FIGURE 2. Doxycycline induces anti-proliferation and gene expression in ER-negative breast cancer cells: (A) MDA-MB-231 cells were seeded in 96-well plates and treated with different concentrations of doxycycline (0, 15, 30, 60, 120, 240 µM) for 72 h. Cell viability was examined with an alamarBlue® assay. N = 6. ANOVA was used to assess statistical significance. Data were expressed as mean ± SD; ***p < 0.001, compared to the untreated control; (B) Cells were seeded in 6-well plates. Then, cells were starved for 24 h and treated with doxycycline (60 µM) for 24 h. Total RNA was extracted and qPCR analysis was performed. The number of independent experiments (n) = 3. A Student’s t-test was used to assess statistical significance. Data are expressed as mean ± standard deviation; ***p < 0.001, compared to the untreated control.

(Document structure recognition records)
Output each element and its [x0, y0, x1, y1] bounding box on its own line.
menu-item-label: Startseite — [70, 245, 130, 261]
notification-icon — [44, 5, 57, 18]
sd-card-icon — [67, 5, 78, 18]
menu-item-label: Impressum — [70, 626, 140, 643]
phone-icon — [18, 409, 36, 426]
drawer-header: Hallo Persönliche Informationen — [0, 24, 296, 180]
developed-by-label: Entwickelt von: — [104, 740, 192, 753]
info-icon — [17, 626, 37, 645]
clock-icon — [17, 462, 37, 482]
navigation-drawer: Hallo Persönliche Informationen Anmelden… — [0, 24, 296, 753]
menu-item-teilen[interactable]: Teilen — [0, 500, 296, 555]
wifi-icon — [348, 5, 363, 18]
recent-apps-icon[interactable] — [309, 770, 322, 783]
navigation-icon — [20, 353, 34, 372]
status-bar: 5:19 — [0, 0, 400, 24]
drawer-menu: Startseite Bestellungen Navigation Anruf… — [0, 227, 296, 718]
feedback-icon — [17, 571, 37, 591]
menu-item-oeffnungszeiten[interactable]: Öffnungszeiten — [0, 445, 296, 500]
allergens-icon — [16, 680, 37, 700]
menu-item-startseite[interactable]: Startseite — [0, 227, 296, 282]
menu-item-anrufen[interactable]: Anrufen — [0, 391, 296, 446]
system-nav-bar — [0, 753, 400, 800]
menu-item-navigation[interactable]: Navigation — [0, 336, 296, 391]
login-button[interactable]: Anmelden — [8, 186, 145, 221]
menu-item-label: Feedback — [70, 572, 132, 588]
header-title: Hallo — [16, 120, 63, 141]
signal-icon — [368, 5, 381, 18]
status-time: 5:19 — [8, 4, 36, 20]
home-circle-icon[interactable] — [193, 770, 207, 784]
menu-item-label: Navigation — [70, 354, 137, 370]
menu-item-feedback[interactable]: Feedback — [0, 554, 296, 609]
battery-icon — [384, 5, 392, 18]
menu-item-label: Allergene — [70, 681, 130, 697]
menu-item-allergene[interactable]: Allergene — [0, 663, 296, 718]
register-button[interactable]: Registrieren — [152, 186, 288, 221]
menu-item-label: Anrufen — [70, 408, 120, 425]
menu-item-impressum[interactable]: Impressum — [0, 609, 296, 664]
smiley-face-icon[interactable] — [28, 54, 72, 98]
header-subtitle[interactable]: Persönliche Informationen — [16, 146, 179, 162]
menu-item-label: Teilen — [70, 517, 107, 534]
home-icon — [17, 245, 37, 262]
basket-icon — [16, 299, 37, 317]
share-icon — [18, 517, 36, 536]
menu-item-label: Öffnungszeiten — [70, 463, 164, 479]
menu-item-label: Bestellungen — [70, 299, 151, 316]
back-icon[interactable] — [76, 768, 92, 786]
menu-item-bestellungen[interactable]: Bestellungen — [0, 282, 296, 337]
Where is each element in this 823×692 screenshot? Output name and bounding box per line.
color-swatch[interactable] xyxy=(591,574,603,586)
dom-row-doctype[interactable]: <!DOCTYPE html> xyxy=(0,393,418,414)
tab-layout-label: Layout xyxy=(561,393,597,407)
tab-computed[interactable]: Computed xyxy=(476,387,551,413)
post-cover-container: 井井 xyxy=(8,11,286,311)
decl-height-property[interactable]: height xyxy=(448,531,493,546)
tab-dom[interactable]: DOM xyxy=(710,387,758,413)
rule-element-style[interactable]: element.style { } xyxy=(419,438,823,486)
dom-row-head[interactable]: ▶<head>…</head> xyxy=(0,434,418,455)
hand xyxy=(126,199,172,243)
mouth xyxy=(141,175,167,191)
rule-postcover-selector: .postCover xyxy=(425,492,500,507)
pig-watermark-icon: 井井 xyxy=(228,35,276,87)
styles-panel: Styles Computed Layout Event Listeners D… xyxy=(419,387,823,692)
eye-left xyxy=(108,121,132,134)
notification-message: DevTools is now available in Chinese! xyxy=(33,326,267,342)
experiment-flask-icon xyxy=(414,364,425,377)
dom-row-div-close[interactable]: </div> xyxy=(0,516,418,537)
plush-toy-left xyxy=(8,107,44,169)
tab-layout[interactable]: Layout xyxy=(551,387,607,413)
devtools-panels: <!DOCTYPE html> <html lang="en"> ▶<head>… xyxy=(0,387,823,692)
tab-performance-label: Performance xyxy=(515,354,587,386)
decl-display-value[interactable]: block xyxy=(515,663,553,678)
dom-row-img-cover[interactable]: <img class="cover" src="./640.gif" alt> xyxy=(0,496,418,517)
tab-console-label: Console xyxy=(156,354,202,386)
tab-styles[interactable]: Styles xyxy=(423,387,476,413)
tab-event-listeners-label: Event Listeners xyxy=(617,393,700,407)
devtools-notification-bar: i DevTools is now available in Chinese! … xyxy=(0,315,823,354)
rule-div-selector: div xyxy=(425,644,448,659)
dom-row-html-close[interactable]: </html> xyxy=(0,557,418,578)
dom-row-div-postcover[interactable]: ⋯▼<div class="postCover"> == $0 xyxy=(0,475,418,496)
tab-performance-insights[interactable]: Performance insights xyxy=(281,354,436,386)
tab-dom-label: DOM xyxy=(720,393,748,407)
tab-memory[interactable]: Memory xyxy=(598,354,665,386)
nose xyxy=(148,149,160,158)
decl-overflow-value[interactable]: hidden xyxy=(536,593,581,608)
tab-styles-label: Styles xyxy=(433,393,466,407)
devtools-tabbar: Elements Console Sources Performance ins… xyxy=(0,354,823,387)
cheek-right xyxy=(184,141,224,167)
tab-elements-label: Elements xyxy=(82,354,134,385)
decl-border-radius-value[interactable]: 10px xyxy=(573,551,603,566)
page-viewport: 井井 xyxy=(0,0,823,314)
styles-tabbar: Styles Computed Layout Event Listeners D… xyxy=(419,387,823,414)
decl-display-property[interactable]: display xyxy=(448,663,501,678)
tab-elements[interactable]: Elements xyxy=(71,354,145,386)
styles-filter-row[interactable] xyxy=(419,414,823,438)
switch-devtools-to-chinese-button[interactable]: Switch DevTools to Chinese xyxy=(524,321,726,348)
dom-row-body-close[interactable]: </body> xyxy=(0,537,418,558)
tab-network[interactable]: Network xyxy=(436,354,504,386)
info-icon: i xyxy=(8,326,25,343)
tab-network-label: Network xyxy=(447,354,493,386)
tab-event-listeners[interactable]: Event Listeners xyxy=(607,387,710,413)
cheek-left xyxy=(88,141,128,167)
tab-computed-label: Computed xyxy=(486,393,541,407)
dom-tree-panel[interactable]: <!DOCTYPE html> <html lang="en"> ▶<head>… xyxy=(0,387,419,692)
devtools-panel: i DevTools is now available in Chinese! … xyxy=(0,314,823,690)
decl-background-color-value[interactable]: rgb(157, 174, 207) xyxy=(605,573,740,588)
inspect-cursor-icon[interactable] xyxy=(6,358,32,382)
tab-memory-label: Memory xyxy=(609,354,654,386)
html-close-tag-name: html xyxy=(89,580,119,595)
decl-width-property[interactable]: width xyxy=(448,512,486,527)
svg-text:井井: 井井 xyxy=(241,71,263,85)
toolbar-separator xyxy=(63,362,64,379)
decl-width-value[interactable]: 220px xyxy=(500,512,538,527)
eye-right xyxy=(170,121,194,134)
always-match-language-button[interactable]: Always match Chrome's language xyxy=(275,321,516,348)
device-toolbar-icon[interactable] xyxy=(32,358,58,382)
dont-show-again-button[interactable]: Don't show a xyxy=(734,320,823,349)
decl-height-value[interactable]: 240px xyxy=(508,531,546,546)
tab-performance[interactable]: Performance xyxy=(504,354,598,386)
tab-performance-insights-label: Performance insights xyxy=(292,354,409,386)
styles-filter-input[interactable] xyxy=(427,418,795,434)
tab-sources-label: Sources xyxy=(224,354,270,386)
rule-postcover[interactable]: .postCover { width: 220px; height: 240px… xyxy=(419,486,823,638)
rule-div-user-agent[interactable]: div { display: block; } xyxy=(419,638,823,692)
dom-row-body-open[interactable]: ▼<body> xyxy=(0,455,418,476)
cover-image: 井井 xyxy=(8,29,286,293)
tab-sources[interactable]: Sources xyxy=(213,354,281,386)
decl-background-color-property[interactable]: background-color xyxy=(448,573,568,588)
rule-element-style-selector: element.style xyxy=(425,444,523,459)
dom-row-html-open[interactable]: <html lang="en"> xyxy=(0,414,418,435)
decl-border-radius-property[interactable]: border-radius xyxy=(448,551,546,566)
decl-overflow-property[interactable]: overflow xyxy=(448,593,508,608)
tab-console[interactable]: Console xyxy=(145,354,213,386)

Tasks for this exercise »
(1) From the doxycycline figure caption, reproduce the passage from "FIGURE 2. Doxycycline" to "the untreated control.".
(2) Answer these questions using the doxycycline figure caption:
(a) What concentrations of doxycycline were applied to MDA-MB-231 cells in the viability test?
(b) For how long were the cells starved before doxycycline treatment in part (B)?
(c) Which statistical test was used for the qPCR results?
(3) Pick up the doxycycline figure caption after its final sentence and continue writing it.

Expected outputs »
(1)
FIGURE 2. Doxycycline induces anti-proliferation and gene expression in ER-negative breast cancer cells: (A) MDA-MB-231 cells were seeded in 96-well plates and treated with different concentrations of doxycycline (0, 15, 30, 60, 120, 240 µM) for 72 h. Cell viability was examined with an alamarBlue® assay. N = 6. ANOVA was used to assess statistical significance. Data were expressed as mean ± SD; ***p < 0.001, compared to the untreated control; (B) Cells were seeded in 6-well plates. Then, cells were starved for 24 h and treated with doxycycline (60 µM) for 24 h. Total RNA was extracted and qPCR analysis was performed. The number of independent experiments (n) = 3. A Student’s t-test was used to assess statistical significance. Data are expressed as mean ± standard deviation; ***p < 0.001, compared to the untreated control.

(2)
(a) 0, 15, 30, 60, 120 and 240 µM
(b) 24 h
(c) A Student's t-test

(3)
Because doxycycline suppressed cell growth in both ER-positive and negative breast cancer cells, we investigated whether doxycycline could stimulate the expression of pro-apoptotic genes and inhibit proliferative genes. MCF-7 cells were harvested and total cellular RNA was extracted after 24 h treatment with doxycycline (120 μM). The qPCR was conducted for integrin αv, β3, CCND1, c-Myc, VEGF-A, CASP2. Doxycycline suppressed integrin αv significantly but not integrin β3 in MCF-7 cells (Figure 1B). It also inhibited proliferative genes such as CCND1 and c-Myc. In addition, doxycycline had no significant effect on the angiogenic gene VEGF-A. Interestingly, doxycycline also inhibited pro-apoptotic gene expression (CASP2).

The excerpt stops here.